Reproduce every entry exactly.

═══ TASK INPUT

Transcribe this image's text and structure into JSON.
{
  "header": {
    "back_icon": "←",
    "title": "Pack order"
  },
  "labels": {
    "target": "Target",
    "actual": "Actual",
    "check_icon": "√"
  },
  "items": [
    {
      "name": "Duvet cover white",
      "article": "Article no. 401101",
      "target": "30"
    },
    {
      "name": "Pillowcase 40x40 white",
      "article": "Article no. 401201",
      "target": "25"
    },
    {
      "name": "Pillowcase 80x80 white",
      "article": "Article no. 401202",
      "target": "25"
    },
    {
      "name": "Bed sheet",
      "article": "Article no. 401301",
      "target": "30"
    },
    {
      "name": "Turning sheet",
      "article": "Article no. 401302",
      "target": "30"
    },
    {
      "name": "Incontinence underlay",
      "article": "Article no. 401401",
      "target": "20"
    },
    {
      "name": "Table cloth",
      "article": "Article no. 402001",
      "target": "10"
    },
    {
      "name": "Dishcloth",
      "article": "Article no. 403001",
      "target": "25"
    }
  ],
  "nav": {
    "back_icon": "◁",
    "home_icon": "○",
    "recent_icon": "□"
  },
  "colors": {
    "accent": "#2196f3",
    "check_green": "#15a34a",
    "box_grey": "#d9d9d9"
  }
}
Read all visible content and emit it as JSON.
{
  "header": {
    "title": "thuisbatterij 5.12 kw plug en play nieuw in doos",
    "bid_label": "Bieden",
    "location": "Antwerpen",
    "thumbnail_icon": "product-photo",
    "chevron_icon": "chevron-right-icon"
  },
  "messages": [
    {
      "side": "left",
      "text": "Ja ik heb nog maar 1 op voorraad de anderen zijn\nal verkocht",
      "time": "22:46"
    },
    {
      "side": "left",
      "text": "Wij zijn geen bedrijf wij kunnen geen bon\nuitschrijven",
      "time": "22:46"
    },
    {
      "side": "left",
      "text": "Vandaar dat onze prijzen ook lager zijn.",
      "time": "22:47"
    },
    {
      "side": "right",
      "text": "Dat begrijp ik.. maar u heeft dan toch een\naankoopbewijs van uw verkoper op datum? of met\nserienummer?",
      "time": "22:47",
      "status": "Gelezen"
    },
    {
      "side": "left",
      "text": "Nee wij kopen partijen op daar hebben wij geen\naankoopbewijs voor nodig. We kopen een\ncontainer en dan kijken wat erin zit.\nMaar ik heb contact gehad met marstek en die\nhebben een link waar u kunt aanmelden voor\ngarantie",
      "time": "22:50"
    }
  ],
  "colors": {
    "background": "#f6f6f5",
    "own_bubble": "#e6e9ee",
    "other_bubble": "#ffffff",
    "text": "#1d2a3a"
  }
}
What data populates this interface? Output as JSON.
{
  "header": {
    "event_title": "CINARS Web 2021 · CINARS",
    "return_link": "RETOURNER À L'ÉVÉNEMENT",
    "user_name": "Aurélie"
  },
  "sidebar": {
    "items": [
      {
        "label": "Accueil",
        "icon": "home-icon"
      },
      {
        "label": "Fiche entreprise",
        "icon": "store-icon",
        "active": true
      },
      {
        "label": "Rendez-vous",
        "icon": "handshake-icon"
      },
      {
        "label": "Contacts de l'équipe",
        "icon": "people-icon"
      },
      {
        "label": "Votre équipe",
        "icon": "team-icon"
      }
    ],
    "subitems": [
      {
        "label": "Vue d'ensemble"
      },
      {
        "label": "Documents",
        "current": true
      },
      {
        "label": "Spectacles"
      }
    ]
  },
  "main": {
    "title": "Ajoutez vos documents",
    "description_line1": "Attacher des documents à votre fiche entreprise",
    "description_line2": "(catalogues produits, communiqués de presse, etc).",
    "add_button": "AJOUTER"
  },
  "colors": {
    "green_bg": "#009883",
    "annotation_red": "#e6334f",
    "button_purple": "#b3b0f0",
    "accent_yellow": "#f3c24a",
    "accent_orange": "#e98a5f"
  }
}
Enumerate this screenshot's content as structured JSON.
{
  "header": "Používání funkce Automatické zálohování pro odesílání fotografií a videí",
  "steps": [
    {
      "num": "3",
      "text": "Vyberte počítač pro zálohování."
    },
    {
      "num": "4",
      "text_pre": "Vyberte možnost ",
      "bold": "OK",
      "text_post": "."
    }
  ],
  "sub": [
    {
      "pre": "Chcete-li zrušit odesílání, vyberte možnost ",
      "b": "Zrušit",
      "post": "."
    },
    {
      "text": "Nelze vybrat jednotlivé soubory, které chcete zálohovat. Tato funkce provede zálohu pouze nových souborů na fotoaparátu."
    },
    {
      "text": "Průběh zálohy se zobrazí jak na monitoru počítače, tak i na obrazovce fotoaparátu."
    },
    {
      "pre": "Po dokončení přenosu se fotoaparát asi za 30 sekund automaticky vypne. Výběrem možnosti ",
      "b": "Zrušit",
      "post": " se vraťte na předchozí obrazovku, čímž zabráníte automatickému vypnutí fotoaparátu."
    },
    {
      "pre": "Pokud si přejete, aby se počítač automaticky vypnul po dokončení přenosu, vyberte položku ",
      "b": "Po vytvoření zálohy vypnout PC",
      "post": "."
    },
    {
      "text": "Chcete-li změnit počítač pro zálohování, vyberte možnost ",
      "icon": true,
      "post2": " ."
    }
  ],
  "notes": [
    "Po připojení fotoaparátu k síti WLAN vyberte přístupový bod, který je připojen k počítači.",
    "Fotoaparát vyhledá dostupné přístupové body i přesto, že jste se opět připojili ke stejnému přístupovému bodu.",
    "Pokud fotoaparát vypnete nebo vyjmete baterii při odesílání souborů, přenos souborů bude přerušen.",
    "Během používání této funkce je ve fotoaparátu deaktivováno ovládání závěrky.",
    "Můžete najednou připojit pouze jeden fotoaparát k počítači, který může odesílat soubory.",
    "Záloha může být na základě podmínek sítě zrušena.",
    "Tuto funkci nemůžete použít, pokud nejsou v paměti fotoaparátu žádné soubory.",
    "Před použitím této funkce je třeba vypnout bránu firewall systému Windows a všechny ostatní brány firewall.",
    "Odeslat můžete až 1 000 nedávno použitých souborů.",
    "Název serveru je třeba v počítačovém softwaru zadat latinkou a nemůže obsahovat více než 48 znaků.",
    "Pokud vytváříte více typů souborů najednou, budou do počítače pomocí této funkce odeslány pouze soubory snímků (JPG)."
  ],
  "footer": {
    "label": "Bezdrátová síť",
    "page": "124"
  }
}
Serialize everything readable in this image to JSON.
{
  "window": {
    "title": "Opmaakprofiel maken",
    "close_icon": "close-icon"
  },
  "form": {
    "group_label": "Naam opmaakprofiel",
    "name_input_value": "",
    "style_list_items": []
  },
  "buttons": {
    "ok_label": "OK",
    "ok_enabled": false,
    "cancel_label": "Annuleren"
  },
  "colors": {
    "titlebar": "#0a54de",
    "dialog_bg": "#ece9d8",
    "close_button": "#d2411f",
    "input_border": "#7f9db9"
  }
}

══════

■ PROBLEM SOLUTION:
Transcribe this image's text and structure into JSON.
{
  "header": {
    "back_icon": "←",
    "title": "Pack order"
  },
  "labels": {
    "target": "Target",
    "actual": "Actual",
    "check_icon": "√"
  },
  "items": [
    {
      "name": "Duvet cover white",
      "article": "Article no. 401101",
      "target": "30"
    },
    {
      "name": "Pillowcase 40x40 white",
      "article": "Article no. 401201",
      "target": "25"
    },
    {
      "name": "Pillowcase 80x80 white",
      "article": "Article no. 401202",
      "target": "25"
    },
    {
      "name": "Bed sheet",
      "article": "Article no. 401301",
      "target": "30"
    },
    {
      "name": "Turning sheet",
      "article": "Article no. 401302",
      "target": "30"
    },
    {
      "name": "Incontinence underlay",
      "article": "Article no. 401401",
      "target": "20"
    },
    {
      "name": "Table cloth",
      "article": "Article no. 402001",
      "target": "10"
    },
    {
      "name": "Dishcloth",
      "article": "Article no. 403001",
      "target": "25"
    }
  ],
  "nav": {
    "back_icon": "◁",
    "home_icon": "○",
    "recent_icon": "□"
  },
  "colors": {
    "accent": "#2196f3",
    "check_green": "#15a34a",
    "box_grey": "#d9d9d9"
  }
}
Read all visible content and emit it as JSON.
{
  "header": {
    "title": "thuisbatterij 5.12 kw plug en play nieuw in doos",
    "bid_label": "Bieden",
    "location": "Antwerpen",
    "thumbnail_icon": "product-photo",
    "chevron_icon": "chevron-right-icon"
  },
  "messages": [
    {
      "side": "left",
      "text": "Ja ik heb nog maar 1 op voorraad de anderen zijn\nal verkocht",
      "time": "22:46"
    },
    {
      "side": "left",
      "text": "Wij zijn geen bedrijf wij kunnen geen bon\nuitschrijven",
      "time": "22:46"
    },
    {
      "side": "left",
      "text": "Vandaar dat onze prijzen ook lager zijn.",
      "time": "22:47"
    },
    {
      "side": "right",
      "text": "Dat begrijp ik.. maar u heeft dan toch een\naankoopbewijs van uw verkoper op datum? of met\nserienummer?",
      "time": "22:47",
      "status": "Gelezen"
    },
    {
      "side": "left",
      "text": "Nee wij kopen partijen op daar hebben wij geen\naankoopbewijs voor nodig. We kopen een\ncontainer en dan kijken wat erin zit.\nMaar ik heb contact gehad met marstek en die\nhebben een link waar u kunt aanmelden voor\ngarantie",
      "time": "22:50"
    }
  ],
  "colors": {
    "background": "#f6f6f5",
    "own_bubble": "#e6e9ee",
    "other_bubble": "#ffffff",
    "text": "#1d2a3a"
  }
}
What data populates this interface? Output as JSON.
{
  "header": {
    "event_title": "CINARS Web 2021 · CINARS",
    "return_link": "RETOURNER À L'ÉVÉNEMENT",
    "user_name": "Aurélie"
  },
  "sidebar": {
    "items": [
      {
        "label": "Accueil",
        "icon": "home-icon"
      },
      {
        "label": "Fiche entreprise",
        "icon": "store-icon",
        "active": true
      },
      {
        "label": "Rendez-vous",
        "icon": "handshake-icon"
      },
      {
        "label": "Contacts de l'équipe",
        "icon": "people-icon"
      },
      {
        "label": "Votre équipe",
        "icon": "team-icon"
      }
    ],
    "subitems": [
      {
        "label": "Vue d'ensemble"
      },
      {
        "label": "Documents",
        "current": true
      },
      {
        "label": "Spectacles"
      }
    ]
  },
  "main": {
    "title": "Ajoutez vos documents",
    "description_line1": "Attacher des documents à votre fiche entreprise",
    "description_line2": "(catalogues produits, communiqués de presse, etc).",
    "add_button": "AJOUTER"
  },
  "colors": {
    "green_bg": "#009883",
    "annotation_red": "#e6334f",
    "button_purple": "#b3b0f0",
    "accent_yellow": "#f3c24a",
    "accent_orange": "#e98a5f"
  }
}
Enumerate this screenshot's content as structured JSON.
{
  "header": "Používání funkce Automatické zálohování pro odesílání fotografií a videí",
  "steps": [
    {
      "num": "3",
      "text": "Vyberte počítač pro zálohování."
    },
    {
      "num": "4",
      "text_pre": "Vyberte možnost ",
      "bold": "OK",
      "text_post": "."
    }
  ],
  "sub": [
    {
      "pre": "Chcete-li zrušit odesílání, vyberte možnost ",
      "b": "Zrušit",
      "post": "."
    },
    {
      "text": "Nelze vybrat jednotlivé soubory, které chcete zálohovat. Tato funkce provede zálohu pouze nových souborů na fotoaparátu."
    },
    {
      "text": "Průběh zálohy se zobrazí jak na monitoru počítače, tak i na obrazovce fotoaparátu."
    },
    {
      "pre": "Po dokončení přenosu se fotoaparát asi za 30 sekund automaticky vypne. Výběrem možnosti ",
      "b": "Zrušit",
      "post": " se vraťte na předchozí obrazovku, čímž zabráníte automatickému vypnutí fotoaparátu."
    },
    {
      "pre": "Pokud si přejete, aby se počítač automaticky vypnul po dokončení přenosu, vyberte položku ",
      "b": "Po vytvoření zálohy vypnout PC",
      "post": "."
    },
    {
      "text": "Chcete-li změnit počítač pro zálohování, vyberte možnost ",
      "icon": true,
      "post2": " ."
    }
  ],
  "notes": [
    "Po připojení fotoaparátu k síti WLAN vyberte přístupový bod, který je připojen k počítači.",
    "Fotoaparát vyhledá dostupné přístupové body i přesto, že jste se opět připojili ke stejnému přístupovému bodu.",
    "Pokud fotoaparát vypnete nebo vyjmete baterii při odesílání souborů, přenos souborů bude přerušen.",
    "Během používání této funkce je ve fotoaparátu deaktivováno ovládání závěrky.",
    "Můžete najednou připojit pouze jeden fotoaparát k počítači, který může odesílat soubory.",
    "Záloha může být na základě podmínek sítě zrušena.",
    "Tuto funkci nemůžete použít, pokud nejsou v paměti fotoaparátu žádné soubory.",
    "Před použitím této funkce je třeba vypnout bránu firewall systému Windows a všechny ostatní brány firewall.",
    "Odeslat můžete až 1 000 nedávno použitých souborů.",
    "Název serveru je třeba v počítačovém softwaru zadat latinkou a nemůže obsahovat více než 48 znaků.",
    "Pokud vytváříte více typů souborů najednou, budou do počítače pomocí této funkce odeslány pouze soubory snímků (JPG)."
  ],
  "footer": {
    "label": "Bezdrátová síť",
    "page": "124"
  }
}
Serialize everything readable in this image to JSON.
{
  "window": {
    "title": "Opmaakprofiel maken",
    "close_icon": "close-icon"
  },
  "form": {
    "group_label": "Naam opmaakprofiel",
    "name_input_value": "",
    "style_list_items": []
  },
  "buttons": {
    "ok_label": "OK",
    "ok_enabled": false,
    "cancel_label": "Annuleren"
  },
  "colors": {
    "titlebar": "#0a54de",
    "dialog_bg": "#ece9d8",
    "close_button": "#d2411f",
    "input_border": "#7f9db9"
  }
}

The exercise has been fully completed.